Directions for this task
Set all the material down again unchanged, without the pictures.

Task material
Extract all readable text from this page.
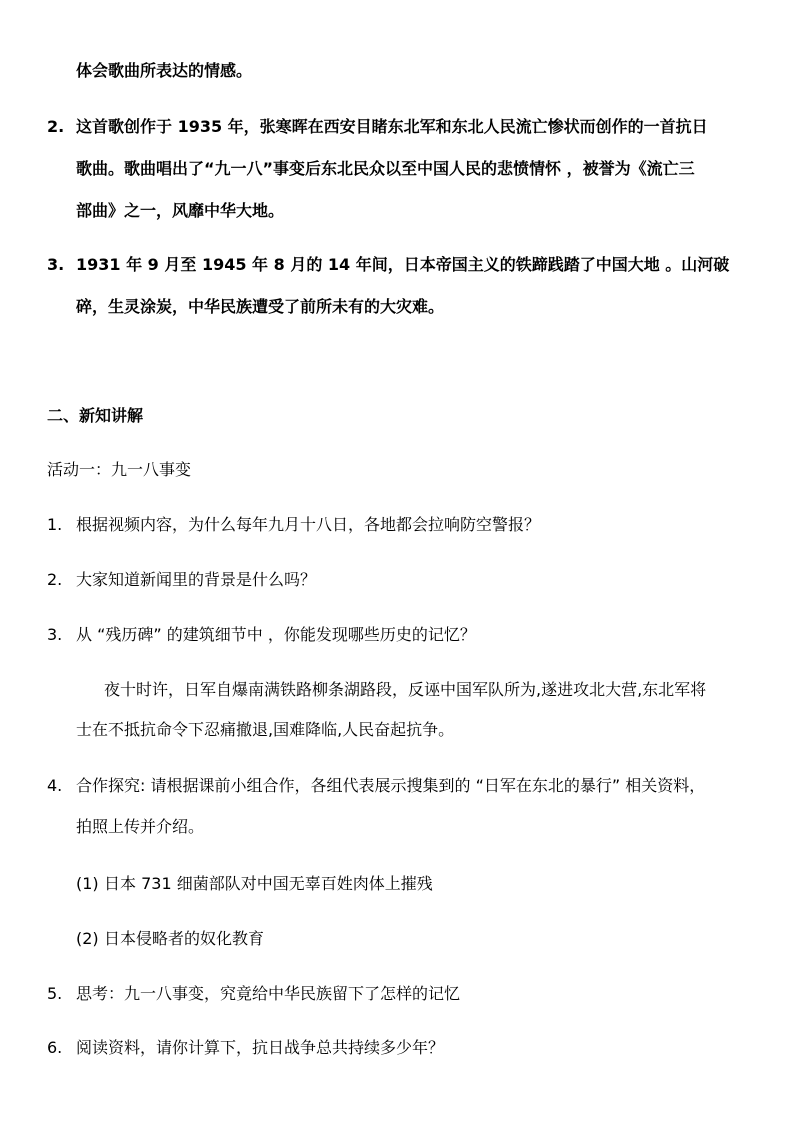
体会歌曲所表达的情感。
2. 这首歌创作于 1935 年，张寒晖在西安目睹东北军和东北人民流亡惨状而创作的一首抗日
歌曲。歌曲唱出了“九一八”事变后东北民众以至中国人民的悲愤情怀 ，被誉为《流亡三
部曲》之一，风靡中华大地。
3. 1931 年 9 月至 1945 年 8 月的 14 年间，日本帝国主义的铁蹄践踏了中国大地 。山河破
碎，生灵涂炭，中华民族遭受了前所未有的大灾难。
二、新知讲解
活动一：九一八事变
1. 根据视频内容，为什么每年九月十八日，各地都会拉响防空警报？
2. 大家知道新闻里的背景是什么吗？
3. 从 “残历碑” 的建筑细节中 ，你能发现哪些历史的记忆？
夜十时许，日军自爆南满铁路柳条湖路段，反诬中国军队所为,遂进攻北大营,东北军将
士在不抵抗命令下忍痛撤退,国难降临,人民奋起抗争。
4. 合作探究: 请根据课前小组合作，各组代表展示搜集到的 “日军在东北的暴行” 相关资料，
拍照上传并介绍。
(1) 日本 731 细菌部队对中国无辜百姓肉体上摧残
(2) 日本侵略者的奴化教育
5. 思考：九一八事变，究竟给中华民族留下了怎样的记忆
6. 阅读资料，请你计算下，抗日战争总共持续多少年？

Response below
Extract all readable text from this page.
体会歌曲所表达的情感。
2. 这首歌创作于 1935 年，张寒晖在西安目睹东北军和东北人民流亡惨状而创作的一首抗日
歌曲。歌曲唱出了“九一八”事变后东北民众以至中国人民的悲愤情怀 ，被誉为《流亡三
部曲》之一，风靡中华大地。
3. 1931 年 9 月至 1945 年 8 月的 14 年间，日本帝国主义的铁蹄践踏了中国大地 。山河破
碎，生灵涂炭，中华民族遭受了前所未有的大灾难。
二、新知讲解
活动一：九一八事变
1. 根据视频内容，为什么每年九月十八日，各地都会拉响防空警报？
2. 大家知道新闻里的背景是什么吗？
3. 从 “残历碑” 的建筑细节中 ，你能发现哪些历史的记忆？
夜十时许，日军自爆南满铁路柳条湖路段，反诬中国军队所为,遂进攻北大营,东北军将
士在不抵抗命令下忍痛撤退,国难降临,人民奋起抗争。
4. 合作探究: 请根据课前小组合作，各组代表展示搜集到的 “日军在东北的暴行” 相关资料，
拍照上传并介绍。
(1) 日本 731 细菌部队对中国无辜百姓肉体上摧残
(2) 日本侵略者的奴化教育
5. 思考：九一八事变，究竟给中华民族留下了怎样的记忆
6. 阅读资料，请你计算下，抗日战争总共持续多少年？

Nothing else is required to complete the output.